— BEGIN RECORDS TO USE —

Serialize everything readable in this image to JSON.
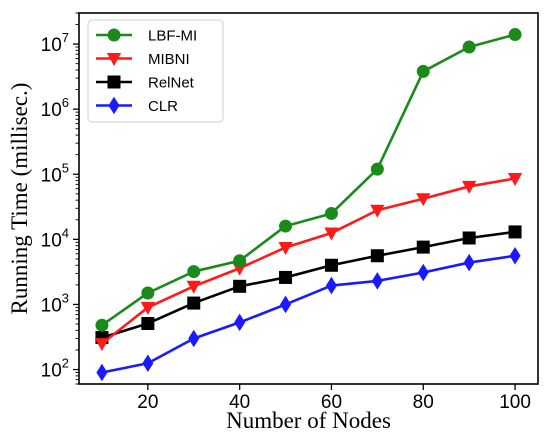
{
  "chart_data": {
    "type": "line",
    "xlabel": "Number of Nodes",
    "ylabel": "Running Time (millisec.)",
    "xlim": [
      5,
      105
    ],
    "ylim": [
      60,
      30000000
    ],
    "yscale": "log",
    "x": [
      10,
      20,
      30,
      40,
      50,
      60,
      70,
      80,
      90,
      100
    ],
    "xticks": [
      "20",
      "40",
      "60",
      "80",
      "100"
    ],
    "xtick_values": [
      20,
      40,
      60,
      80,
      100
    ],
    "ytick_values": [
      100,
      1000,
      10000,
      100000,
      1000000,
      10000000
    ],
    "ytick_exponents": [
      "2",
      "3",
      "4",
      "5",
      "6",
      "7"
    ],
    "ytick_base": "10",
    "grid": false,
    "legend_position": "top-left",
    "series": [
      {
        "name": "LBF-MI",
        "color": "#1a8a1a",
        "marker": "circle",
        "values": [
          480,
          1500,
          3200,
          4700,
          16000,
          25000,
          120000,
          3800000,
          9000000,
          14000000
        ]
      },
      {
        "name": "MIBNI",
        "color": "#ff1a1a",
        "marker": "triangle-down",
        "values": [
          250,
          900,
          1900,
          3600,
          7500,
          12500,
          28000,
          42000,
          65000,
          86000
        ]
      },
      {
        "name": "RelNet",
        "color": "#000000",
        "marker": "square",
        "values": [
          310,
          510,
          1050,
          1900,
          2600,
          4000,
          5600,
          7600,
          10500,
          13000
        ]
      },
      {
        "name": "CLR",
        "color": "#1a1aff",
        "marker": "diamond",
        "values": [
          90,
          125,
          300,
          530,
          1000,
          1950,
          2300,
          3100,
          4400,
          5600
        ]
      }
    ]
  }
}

— END RECORDS TO USE —

- [DIRECTIONS FOR THIS TASK]:
Within the records, how many lines include "name"? The answer is the number and nothing else.

- [EXERCISE SOLUTION]:
4